**Challenges:**
**a.** In the databases and information retrieval page, what award supports Prof. Delis' work on client-server databases?
**b.** Summarize the databases and information retrieval page in two sentences.
**c.** Write the next part of the databases and information retrieval page, picking up after its last line.

**Text block:**
ATTENTION: THIS WEB SITE HAS MOVED.
The pages you are looking at are no longer being maintained.
Please go to http://www.poly.edu/cis/
to visit the new site of the Department of Computer and Information Science
at Polytechnic University.
Databases And Information Retrieval
(Profs. Delis,
Hellerstein,
Memon,
Suel)
The fourth major research concentration in the department is concerned
with the management, querying and analysis of large data sets, and
includes the areas of database systems, data mining, information
retrieval, and web search and exploration. Work is performed in
several labs and research groups, with emphasis on algorithmic and
architectural issues.
Client-Server Databases: Prof. Delis and his students in the
Database Systems Lab are working on architectural and performance
issues for client-server databases. Most modern databases are
organized following variants of the Client-Server model, where a
number of clients (e.g., PCs) interact with one or more servers that
use database engines to retrieve data and serve it to the clients.
Prof. Delis' work, supported by an NSF Career Award, focuses on
performance issues in such architectures, where a naive implementation
quickly leads to a performance bottleneck at the server. He has
studied the scalability of the standard two-tier Client-Server model,
and has proposed a three-tier model that employs a number of
optimization techniques, including caching, prefetching, and client
clustering, to scale to larger numbers of clients.
Query Processing and Optimization: Database systems have to
be able to efficiently process highly complicated queries on large
amounts of data. To achieve this, systems use a variety of techniques,
such as highly optimized index structures for accessing the data, or
query optimization for finding the best way to execute a query.
Several faculty members are working on new techniques in this
area, including index structures, cost estimation techniques,
approximate query answers, and efficient operations in spatial
databases. In particular, Prof. Delis has studied the performance
characteristics of common index structures for disk- and
memory-resident data, and the efficient implementation of temporal
query operations. Prof. Hellerstein is working on new techniques
for selectivity and cost estimation of database queries, and has
worked on efficient coding schemes for parallel disk architectures
(RAID) and methods for generating random range queries. Prof. Suel is
working on problems in selectivity estimation, data partitioning,
sampling and approximation techniques for query results, and
query processing in spatial databases.
Intelligent Information Retrieval and Text Mining:
Prof. Hellerstein is working on problems in intelligent information
retrieval, such as learning to automatically categorize documents by
topic, and learning to extract information from documents. Her work
in this area, supported by a grant from the National Science
Foundation, focuses on learning-based approaches based on
fundamental results from Computational Learning Theory. Prof.

**Record list:**
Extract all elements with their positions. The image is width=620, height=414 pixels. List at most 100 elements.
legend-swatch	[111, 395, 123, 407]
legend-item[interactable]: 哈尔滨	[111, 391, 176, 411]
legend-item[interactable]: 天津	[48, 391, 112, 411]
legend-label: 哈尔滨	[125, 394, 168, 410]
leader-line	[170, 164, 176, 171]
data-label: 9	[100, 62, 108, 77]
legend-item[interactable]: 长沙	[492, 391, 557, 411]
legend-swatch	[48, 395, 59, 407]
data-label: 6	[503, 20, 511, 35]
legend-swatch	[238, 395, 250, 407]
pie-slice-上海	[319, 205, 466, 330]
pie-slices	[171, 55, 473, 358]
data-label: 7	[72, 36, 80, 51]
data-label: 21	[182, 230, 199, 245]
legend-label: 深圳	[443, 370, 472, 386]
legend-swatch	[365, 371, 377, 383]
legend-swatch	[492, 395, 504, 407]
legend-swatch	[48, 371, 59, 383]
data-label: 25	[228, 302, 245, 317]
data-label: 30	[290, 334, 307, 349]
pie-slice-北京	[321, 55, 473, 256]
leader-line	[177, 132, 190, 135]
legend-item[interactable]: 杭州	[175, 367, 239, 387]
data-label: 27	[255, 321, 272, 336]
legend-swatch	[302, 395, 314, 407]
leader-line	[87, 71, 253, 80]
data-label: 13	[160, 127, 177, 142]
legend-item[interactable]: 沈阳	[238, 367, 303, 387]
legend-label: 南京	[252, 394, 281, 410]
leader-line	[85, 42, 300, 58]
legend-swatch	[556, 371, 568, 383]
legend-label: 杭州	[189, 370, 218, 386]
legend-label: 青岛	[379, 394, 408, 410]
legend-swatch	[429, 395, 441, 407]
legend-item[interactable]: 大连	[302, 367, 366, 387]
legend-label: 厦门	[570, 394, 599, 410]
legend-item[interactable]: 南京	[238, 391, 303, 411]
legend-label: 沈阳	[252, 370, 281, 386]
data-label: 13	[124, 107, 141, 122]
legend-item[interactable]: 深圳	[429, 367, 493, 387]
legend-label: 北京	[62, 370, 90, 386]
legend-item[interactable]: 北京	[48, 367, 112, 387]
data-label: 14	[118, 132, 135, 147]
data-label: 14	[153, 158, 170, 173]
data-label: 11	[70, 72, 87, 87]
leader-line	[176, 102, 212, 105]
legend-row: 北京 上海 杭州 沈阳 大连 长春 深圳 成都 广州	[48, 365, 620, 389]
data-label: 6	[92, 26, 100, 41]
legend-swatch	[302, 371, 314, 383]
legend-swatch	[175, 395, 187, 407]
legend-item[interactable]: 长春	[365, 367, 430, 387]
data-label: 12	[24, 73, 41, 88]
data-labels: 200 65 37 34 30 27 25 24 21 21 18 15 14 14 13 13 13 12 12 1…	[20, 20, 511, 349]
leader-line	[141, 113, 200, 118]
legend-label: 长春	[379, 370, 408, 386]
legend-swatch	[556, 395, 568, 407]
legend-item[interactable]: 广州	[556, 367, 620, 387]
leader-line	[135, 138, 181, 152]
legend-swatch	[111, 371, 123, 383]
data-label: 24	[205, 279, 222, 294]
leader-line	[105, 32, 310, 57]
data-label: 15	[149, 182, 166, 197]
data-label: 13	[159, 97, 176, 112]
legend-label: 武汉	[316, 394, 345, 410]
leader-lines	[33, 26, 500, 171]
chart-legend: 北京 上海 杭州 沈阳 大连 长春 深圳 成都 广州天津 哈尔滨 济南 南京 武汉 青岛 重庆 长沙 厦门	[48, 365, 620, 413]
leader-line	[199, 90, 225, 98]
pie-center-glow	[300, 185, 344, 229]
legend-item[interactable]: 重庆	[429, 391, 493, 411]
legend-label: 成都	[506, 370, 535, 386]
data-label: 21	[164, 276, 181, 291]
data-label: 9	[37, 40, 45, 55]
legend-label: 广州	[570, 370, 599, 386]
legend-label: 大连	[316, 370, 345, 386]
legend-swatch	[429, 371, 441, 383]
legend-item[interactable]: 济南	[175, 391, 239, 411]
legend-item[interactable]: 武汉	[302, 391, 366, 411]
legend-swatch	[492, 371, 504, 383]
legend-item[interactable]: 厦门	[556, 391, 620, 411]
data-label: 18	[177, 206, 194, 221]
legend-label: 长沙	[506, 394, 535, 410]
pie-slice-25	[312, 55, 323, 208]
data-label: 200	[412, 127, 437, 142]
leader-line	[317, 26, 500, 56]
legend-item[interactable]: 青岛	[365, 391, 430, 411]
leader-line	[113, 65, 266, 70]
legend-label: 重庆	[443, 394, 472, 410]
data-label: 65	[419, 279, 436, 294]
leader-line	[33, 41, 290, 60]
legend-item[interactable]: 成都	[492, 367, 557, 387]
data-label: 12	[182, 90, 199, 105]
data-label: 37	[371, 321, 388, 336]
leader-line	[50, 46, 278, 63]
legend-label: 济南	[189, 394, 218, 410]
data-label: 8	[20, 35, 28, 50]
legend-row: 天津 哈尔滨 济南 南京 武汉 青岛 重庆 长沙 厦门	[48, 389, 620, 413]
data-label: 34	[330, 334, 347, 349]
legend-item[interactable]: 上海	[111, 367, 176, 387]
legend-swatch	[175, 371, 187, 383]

**Outputs for the tasks:**
**a.** An NSF Career Award supports it.

**b.** The department's fourth research concentration covers the management, querying and analysis of large data sets, including database systems, data mining, information retrieval, and web search and exploration. Faculty work includes Prof. Delis' study of client-server database performance, several professors' techniques for query processing and optimization, and Prof. Hellerstein's learning-based approaches to intelligent information retrieval.

**c.**
Hellerstein is also leading a reading group of faculty and students
focusing on current developments in information retrieval and
machine learning.
Web Search and Analysis: One of the most fundamental problems
facing the World Wide Web is how to efficiently find the desired
information among the more than one billion currently accessible web
pages. A large amount of industrial and academic work over the last
few years has focused on this problem, and powerful search engines
(such as AltaVista and Google) have been built using massive amounts
of hardware. However, the basic search problem is far from resolved,
and new challenges arise constantly as the web evolves.
Prof. Suel and his students are working on techniques for improving
the efficiency of web search. Besides improving the quality of the
search results, it is also important to improve computing and
storage efficiency in order to keep up with the growth of the web
and allow a deployment on more modest hardware. Closely related
problems of interest are those of exploring or
analyzing the structure and properties of the web and of efficiently
storing and archiving the content of the web. Search engines need
to be able to store massive amounts of encountered pages, and many
techniques used by current search engines to rank results are based
on analyzing and exploiting the hyperlink structure of the web.
Prof. Suel's research in this area, performed in the recently opened
Web Exploration and Search
Technology Lab (WestLab), looks at a number of
problems in this context, ranging from system building to formal
algorithm design and analysis, and includes the storage and
compression of large web page collections, efficient data
acquisition (crawling), analysis of the web graph and structure,
and support for powerful query operations on web archives. Parts
of this work are also performed in collaboration with Profs.
Delis, Hellerstein, and Memon.